*REQUIRED WORK*.
Transcribe all the records exactly and omit any images they hold.

*WORKING DATA*.
=-=-=-=-=
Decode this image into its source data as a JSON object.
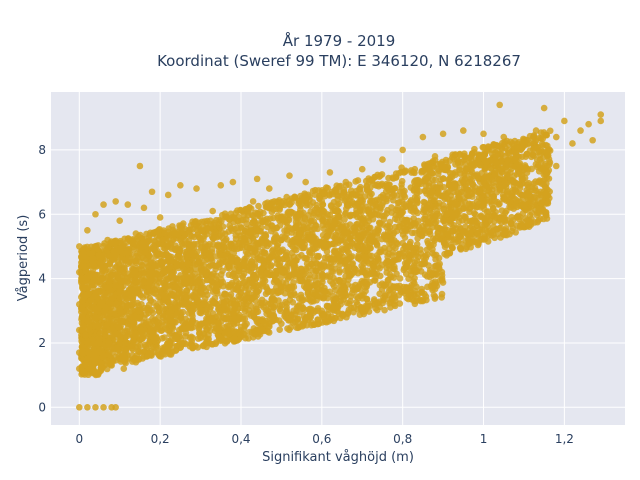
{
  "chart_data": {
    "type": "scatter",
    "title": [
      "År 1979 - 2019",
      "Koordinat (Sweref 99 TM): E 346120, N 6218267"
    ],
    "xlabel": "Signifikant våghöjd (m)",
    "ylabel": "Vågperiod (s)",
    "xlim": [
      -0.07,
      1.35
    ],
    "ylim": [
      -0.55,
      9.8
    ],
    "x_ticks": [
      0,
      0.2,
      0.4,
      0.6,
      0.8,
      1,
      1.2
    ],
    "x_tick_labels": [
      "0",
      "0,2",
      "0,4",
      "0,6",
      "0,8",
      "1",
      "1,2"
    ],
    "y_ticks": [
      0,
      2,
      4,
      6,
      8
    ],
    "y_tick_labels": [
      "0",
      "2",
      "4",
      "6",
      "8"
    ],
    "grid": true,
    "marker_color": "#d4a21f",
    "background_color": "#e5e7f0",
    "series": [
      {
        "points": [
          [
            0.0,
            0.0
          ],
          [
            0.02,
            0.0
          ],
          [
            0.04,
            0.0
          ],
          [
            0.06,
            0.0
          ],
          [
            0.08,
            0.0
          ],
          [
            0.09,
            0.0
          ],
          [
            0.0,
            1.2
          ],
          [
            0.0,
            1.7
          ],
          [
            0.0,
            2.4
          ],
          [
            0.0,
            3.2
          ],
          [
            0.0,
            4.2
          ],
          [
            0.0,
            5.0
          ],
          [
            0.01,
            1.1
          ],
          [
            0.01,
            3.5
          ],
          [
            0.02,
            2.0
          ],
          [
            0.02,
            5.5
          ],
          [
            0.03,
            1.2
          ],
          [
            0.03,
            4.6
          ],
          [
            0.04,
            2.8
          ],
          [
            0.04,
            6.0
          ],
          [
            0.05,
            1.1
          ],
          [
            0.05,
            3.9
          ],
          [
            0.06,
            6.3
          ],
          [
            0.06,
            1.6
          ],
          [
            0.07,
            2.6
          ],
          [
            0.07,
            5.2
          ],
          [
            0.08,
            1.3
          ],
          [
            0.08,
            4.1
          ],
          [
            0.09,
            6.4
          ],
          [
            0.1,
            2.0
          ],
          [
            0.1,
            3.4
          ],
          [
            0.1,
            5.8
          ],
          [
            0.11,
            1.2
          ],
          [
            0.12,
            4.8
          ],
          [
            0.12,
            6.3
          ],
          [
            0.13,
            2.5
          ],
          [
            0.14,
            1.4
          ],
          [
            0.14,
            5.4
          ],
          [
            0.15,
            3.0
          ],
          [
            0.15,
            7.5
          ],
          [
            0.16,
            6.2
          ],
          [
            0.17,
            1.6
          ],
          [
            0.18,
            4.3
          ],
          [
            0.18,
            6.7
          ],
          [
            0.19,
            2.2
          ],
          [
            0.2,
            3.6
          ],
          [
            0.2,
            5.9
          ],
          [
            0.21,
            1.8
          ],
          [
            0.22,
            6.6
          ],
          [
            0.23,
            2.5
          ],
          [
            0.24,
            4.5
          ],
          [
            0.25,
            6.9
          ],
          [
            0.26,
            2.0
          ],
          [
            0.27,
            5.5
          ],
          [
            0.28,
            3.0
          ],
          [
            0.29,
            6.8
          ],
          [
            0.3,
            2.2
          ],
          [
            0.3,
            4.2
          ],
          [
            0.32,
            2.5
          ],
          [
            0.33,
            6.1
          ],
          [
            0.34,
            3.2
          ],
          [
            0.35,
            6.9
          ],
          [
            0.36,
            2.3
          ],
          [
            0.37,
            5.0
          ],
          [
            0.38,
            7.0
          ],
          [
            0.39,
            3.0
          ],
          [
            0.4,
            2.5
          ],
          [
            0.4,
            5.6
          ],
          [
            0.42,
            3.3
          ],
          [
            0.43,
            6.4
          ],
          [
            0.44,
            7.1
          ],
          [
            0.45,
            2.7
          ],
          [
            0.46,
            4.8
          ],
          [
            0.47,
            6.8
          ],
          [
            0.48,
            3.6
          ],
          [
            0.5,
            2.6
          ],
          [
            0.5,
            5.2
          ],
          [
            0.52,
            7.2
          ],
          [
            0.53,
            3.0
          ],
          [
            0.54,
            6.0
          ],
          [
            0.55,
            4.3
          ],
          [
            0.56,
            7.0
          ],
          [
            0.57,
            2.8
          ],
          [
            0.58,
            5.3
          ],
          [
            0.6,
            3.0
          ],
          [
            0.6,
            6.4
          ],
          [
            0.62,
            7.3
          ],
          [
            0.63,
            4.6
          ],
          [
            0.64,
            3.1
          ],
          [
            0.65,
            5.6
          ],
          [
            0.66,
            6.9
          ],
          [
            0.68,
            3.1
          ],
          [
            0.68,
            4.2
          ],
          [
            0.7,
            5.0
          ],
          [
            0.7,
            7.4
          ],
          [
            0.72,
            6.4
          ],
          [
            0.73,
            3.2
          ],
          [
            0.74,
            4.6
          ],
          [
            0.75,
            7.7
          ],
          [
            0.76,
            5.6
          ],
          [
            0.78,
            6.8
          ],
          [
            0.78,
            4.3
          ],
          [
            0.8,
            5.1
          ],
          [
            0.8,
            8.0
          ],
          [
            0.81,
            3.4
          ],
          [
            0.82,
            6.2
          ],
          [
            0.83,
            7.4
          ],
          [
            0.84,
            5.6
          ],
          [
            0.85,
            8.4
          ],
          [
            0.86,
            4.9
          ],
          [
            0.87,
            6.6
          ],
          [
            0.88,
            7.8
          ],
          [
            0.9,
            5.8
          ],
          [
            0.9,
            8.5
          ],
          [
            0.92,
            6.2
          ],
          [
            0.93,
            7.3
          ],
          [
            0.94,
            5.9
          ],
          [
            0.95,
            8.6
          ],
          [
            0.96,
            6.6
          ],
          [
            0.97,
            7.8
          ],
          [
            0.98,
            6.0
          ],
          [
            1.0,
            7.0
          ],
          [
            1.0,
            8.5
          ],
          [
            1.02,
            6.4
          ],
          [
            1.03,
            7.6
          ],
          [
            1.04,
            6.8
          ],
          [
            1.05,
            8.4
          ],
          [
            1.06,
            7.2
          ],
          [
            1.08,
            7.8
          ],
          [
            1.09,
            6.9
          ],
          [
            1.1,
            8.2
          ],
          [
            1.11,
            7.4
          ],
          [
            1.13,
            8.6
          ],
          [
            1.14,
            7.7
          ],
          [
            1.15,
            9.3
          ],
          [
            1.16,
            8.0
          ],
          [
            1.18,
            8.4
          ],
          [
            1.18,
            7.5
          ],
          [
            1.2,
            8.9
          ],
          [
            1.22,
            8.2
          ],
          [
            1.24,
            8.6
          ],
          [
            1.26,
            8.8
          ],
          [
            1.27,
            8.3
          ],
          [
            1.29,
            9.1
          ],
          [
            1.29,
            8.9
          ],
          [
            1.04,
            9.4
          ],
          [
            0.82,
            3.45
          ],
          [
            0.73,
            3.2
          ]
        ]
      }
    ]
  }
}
=-=-=-=-=
*EXPECTED ANSWER*.
Decode this image into its source data as a JSON object.
{
  "chart_data": {
    "type": "scatter",
    "title": [
      "År 1979 - 2019",
      "Koordinat (Sweref 99 TM): E 346120, N 6218267"
    ],
    "xlabel": "Signifikant våghöjd (m)",
    "ylabel": "Vågperiod (s)",
    "xlim": [
      -0.07,
      1.35
    ],
    "ylim": [
      -0.55,
      9.8
    ],
    "x_ticks": [
      0,
      0.2,
      0.4,
      0.6,
      0.8,
      1,
      1.2
    ],
    "x_tick_labels": [
      "0",
      "0,2",
      "0,4",
      "0,6",
      "0,8",
      "1",
      "1,2"
    ],
    "y_ticks": [
      0,
      2,
      4,
      6,
      8
    ],
    "y_tick_labels": [
      "0",
      "2",
      "4",
      "6",
      "8"
    ],
    "grid": true,
    "marker_color": "#d4a21f",
    "background_color": "#e5e7f0",
    "series": [
      {
        "points": [
          [
            0.0,
            0.0
          ],
          [
            0.02,
            0.0
          ],
          [
            0.04,
            0.0
          ],
          [
            0.06,
            0.0
          ],
          [
            0.08,
            0.0
          ],
          [
            0.09,
            0.0
          ],
          [
            0.0,
            1.2
          ],
          [
            0.0,
            1.7
          ],
          [
            0.0,
            2.4
          ],
          [
            0.0,
            3.2
          ],
          [
            0.0,
            4.2
          ],
          [
            0.0,
            5.0
          ],
          [
            0.01,
            1.1
          ],
          [
            0.01,
            3.5
          ],
          [
            0.02,
            2.0
          ],
          [
            0.02,
            5.5
          ],
          [
            0.03,
            1.2
          ],
          [
            0.03,
            4.6
          ],
          [
            0.04,
            2.8
          ],
          [
            0.04,
            6.0
          ],
          [
            0.05,
            1.1
          ],
          [
            0.05,
            3.9
          ],
          [
            0.06,
            6.3
          ],
          [
            0.06,
            1.6
          ],
          [
            0.07,
            2.6
          ],
          [
            0.07,
            5.2
          ],
          [
            0.08,
            1.3
          ],
          [
            0.08,
            4.1
          ],
          [
            0.09,
            6.4
          ],
          [
            0.1,
            2.0
          ],
          [
            0.1,
            3.4
          ],
          [
            0.1,
            5.8
          ],
          [
            0.11,
            1.2
          ],
          [
            0.12,
            4.8
          ],
          [
            0.12,
            6.3
          ],
          [
            0.13,
            2.5
          ],
          [
            0.14,
            1.4
          ],
          [
            0.14,
            5.4
          ],
          [
            0.15,
            3.0
          ],
          [
            0.15,
            7.5
          ],
          [
            0.16,
            6.2
          ],
          [
            0.17,
            1.6
          ],
          [
            0.18,
            4.3
          ],
          [
            0.18,
            6.7
          ],
          [
            0.19,
            2.2
          ],
          [
            0.2,
            3.6
          ],
          [
            0.2,
            5.9
          ],
          [
            0.21,
            1.8
          ],
          [
            0.22,
            6.6
          ],
          [
            0.23,
            2.5
          ],
          [
            0.24,
            4.5
          ],
          [
            0.25,
            6.9
          ],
          [
            0.26,
            2.0
          ],
          [
            0.27,
            5.5
          ],
          [
            0.28,
            3.0
          ],
          [
            0.29,
            6.8
          ],
          [
            0.3,
            2.2
          ],
          [
            0.3,
            4.2
          ],
          [
            0.32,
            2.5
          ],
          [
            0.33,
            6.1
          ],
          [
            0.34,
            3.2
          ],
          [
            0.35,
            6.9
          ],
          [
            0.36,
            2.3
          ],
          [
            0.37,
            5.0
          ],
          [
            0.38,
            7.0
          ],
          [
            0.39,
            3.0
          ],
          [
            0.4,
            2.5
          ],
          [
            0.4,
            5.6
          ],
          [
            0.42,
            3.3
          ],
          [
            0.43,
            6.4
          ],
          [
            0.44,
            7.1
          ],
          [
            0.45,
            2.7
          ],
          [
            0.46,
            4.8
          ],
          [
            0.47,
            6.8
          ],
          [
            0.48,
            3.6
          ],
          [
            0.5,
            2.6
          ],
          [
            0.5,
            5.2
          ],
          [
            0.52,
            7.2
          ],
          [
            0.53,
            3.0
          ],
          [
            0.54,
            6.0
          ],
          [
            0.55,
            4.3
          ],
          [
            0.56,
            7.0
          ],
          [
            0.57,
            2.8
          ],
          [
            0.58,
            5.3
          ],
          [
            0.6,
            3.0
          ],
          [
            0.6,
            6.4
          ],
          [
            0.62,
            7.3
          ],
          [
            0.63,
            4.6
          ],
          [
            0.64,
            3.1
          ],
          [
            0.65,
            5.6
          ],
          [
            0.66,
            6.9
          ],
          [
            0.68,
            3.1
          ],
          [
            0.68,
            4.2
          ],
          [
            0.7,
            5.0
          ],
          [
            0.7,
            7.4
          ],
          [
            0.72,
            6.4
          ],
          [
            0.73,
            3.2
          ],
          [
            0.74,
            4.6
          ],
          [
            0.75,
            7.7
          ],
          [
            0.76,
            5.6
          ],
          [
            0.78,
            6.8
          ],
          [
            0.78,
            4.3
          ],
          [
            0.8,
            5.1
          ],
          [
            0.8,
            8.0
          ],
          [
            0.81,
            3.4
          ],
          [
            0.82,
            6.2
          ],
          [
            0.83,
            7.4
          ],
          [
            0.84,
            5.6
          ],
          [
            0.85,
            8.4
          ],
          [
            0.86,
            4.9
          ],
          [
            0.87,
            6.6
          ],
          [
            0.88,
            7.8
          ],
          [
            0.9,
            5.8
          ],
          [
            0.9,
            8.5
          ],
          [
            0.92,
            6.2
          ],
          [
            0.93,
            7.3
          ],
          [
            0.94,
            5.9
          ],
          [
            0.95,
            8.6
          ],
          [
            0.96,
            6.6
          ],
          [
            0.97,
            7.8
          ],
          [
            0.98,
            6.0
          ],
          [
            1.0,
            7.0
          ],
          [
            1.0,
            8.5
          ],
          [
            1.02,
            6.4
          ],
          [
            1.03,
            7.6
          ],
          [
            1.04,
            6.8
          ],
          [
            1.05,
            8.4
          ],
          [
            1.06,
            7.2
          ],
          [
            1.08,
            7.8
          ],
          [
            1.09,
            6.9
          ],
          [
            1.1,
            8.2
          ],
          [
            1.11,
            7.4
          ],
          [
            1.13,
            8.6
          ],
          [
            1.14,
            7.7
          ],
          [
            1.15,
            9.3
          ],
          [
            1.16,
            8.0
          ],
          [
            1.18,
            8.4
          ],
          [
            1.18,
            7.5
          ],
          [
            1.2,
            8.9
          ],
          [
            1.22,
            8.2
          ],
          [
            1.24,
            8.6
          ],
          [
            1.26,
            8.8
          ],
          [
            1.27,
            8.3
          ],
          [
            1.29,
            9.1
          ],
          [
            1.29,
            8.9
          ],
          [
            1.04,
            9.4
          ],
          [
            0.82,
            3.45
          ],
          [
            0.73,
            3.2
          ]
        ]
      }
    ]
  }
}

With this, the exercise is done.